-- Exercise input start --
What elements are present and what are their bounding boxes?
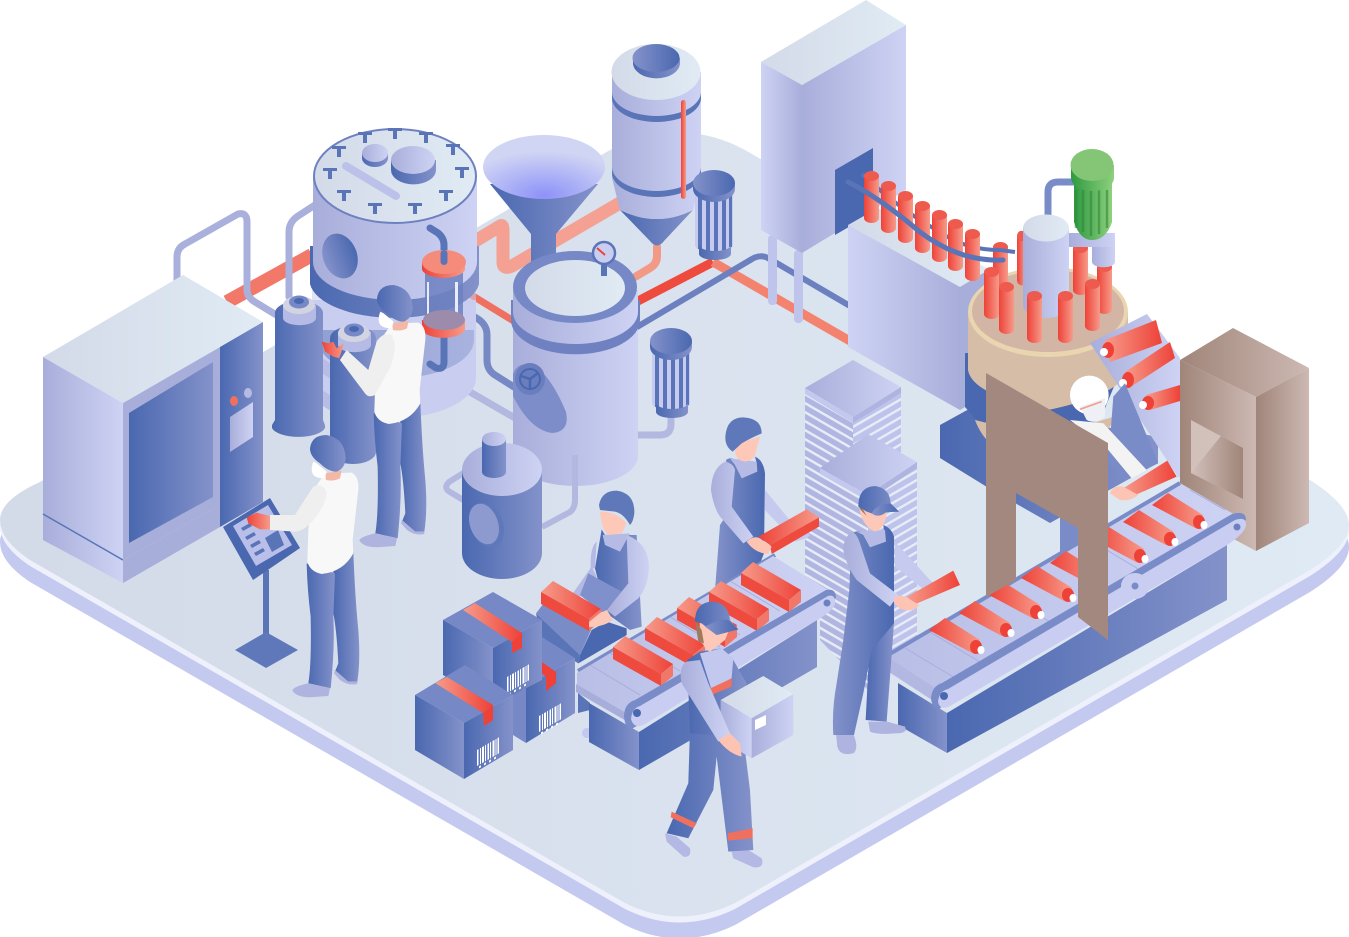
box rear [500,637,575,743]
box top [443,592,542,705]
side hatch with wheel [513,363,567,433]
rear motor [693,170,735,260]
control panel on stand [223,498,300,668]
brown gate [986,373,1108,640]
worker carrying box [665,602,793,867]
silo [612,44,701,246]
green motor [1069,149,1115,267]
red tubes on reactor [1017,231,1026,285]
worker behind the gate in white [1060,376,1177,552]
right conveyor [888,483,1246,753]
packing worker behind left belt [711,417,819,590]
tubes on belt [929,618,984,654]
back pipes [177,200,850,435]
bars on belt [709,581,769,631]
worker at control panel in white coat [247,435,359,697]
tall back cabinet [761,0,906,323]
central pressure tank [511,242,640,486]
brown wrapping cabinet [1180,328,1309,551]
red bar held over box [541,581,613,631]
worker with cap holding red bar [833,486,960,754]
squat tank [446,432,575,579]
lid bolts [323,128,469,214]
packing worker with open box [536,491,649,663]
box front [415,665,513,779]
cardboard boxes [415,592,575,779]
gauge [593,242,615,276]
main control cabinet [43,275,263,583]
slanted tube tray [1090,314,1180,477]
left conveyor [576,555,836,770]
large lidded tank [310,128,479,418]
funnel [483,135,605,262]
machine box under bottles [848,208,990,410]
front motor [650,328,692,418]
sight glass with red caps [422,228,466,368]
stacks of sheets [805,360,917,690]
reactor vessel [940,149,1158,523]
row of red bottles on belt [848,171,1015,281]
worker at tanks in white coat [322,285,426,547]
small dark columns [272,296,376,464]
-- Exercise input end --
-- Exercise input start --
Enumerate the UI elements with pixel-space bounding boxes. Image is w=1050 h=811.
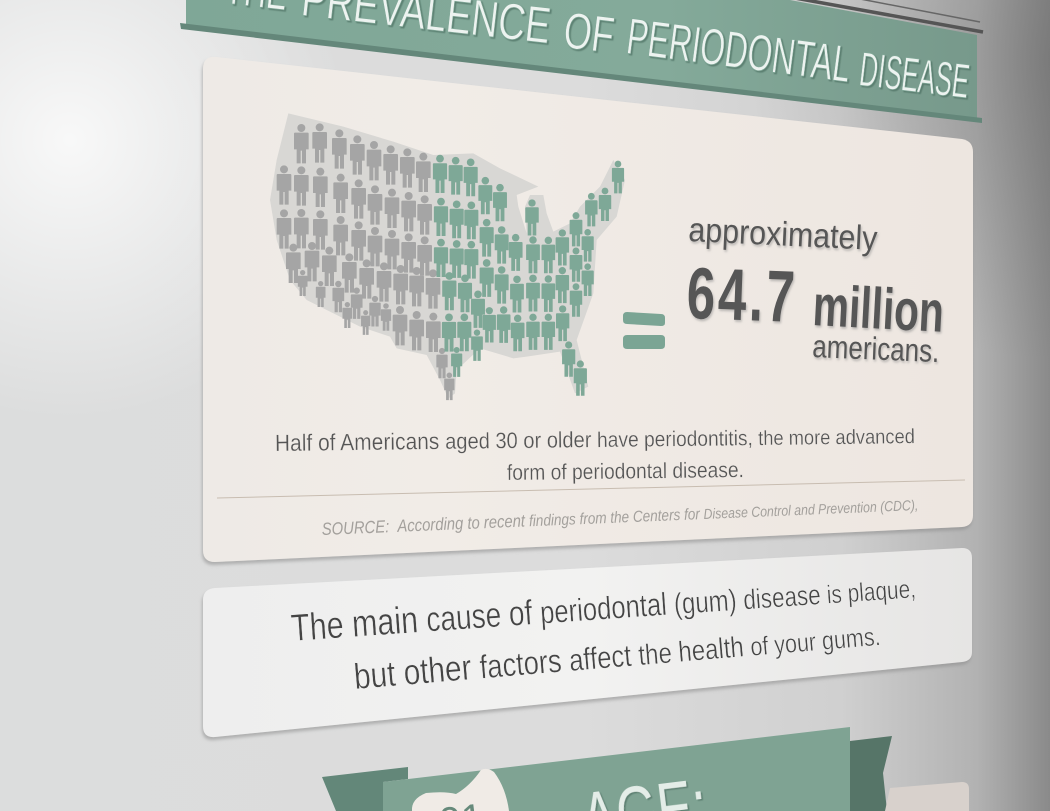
-- Exercise input end --
Your objective: State how many lines in the material above contain the word "reactor". Reply with the number alone.

Solved problem: 2